Task prompt: Every line below that mentions the word "this" should be copied out.

Given entries:
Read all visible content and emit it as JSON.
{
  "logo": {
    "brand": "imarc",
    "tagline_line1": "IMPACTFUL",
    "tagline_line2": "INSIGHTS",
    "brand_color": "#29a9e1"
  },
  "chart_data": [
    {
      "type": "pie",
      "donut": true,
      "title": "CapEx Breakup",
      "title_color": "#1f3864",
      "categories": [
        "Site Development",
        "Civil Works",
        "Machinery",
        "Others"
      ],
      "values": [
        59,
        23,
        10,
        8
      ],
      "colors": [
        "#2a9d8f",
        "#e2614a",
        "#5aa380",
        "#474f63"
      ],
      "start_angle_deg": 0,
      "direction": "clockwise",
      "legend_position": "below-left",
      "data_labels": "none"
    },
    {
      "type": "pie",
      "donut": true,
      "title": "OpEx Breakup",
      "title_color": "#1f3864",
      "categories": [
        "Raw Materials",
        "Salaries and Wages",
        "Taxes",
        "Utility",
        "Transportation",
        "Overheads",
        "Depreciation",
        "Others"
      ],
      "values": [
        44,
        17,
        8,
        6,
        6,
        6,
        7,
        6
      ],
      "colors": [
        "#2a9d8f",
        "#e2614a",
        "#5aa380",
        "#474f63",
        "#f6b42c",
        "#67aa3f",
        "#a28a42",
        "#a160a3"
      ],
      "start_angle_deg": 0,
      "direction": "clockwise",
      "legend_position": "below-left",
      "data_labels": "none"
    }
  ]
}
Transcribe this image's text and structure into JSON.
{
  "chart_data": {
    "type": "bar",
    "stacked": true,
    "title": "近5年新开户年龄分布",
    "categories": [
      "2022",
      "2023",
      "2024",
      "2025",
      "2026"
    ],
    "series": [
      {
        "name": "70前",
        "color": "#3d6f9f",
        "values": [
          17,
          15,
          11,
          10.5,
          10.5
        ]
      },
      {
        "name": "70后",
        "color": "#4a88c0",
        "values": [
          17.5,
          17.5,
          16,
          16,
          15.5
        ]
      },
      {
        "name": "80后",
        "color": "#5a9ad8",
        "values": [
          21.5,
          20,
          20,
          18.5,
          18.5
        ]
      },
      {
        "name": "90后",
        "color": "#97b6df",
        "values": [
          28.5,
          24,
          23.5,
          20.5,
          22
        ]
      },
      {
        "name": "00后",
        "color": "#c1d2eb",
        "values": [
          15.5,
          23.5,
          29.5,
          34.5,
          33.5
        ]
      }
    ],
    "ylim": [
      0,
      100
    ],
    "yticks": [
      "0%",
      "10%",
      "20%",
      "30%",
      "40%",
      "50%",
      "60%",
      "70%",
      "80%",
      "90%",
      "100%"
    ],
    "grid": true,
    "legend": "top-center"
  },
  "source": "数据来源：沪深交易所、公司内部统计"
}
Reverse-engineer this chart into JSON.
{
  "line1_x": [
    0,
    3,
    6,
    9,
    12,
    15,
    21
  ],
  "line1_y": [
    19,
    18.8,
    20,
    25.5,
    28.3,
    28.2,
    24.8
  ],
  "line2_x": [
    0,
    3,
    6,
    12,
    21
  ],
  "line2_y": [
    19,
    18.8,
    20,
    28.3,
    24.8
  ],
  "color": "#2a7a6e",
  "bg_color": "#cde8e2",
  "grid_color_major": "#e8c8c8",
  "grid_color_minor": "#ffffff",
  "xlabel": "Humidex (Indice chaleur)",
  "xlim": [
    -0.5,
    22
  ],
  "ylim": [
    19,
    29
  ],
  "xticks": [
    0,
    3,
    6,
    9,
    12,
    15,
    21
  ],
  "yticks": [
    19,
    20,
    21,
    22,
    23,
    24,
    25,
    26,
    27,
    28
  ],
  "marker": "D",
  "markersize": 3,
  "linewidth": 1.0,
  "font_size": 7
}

Exercise answer:
Transcribe this image's text and structure into JSON.
Reverse-engineer this chart into JSON.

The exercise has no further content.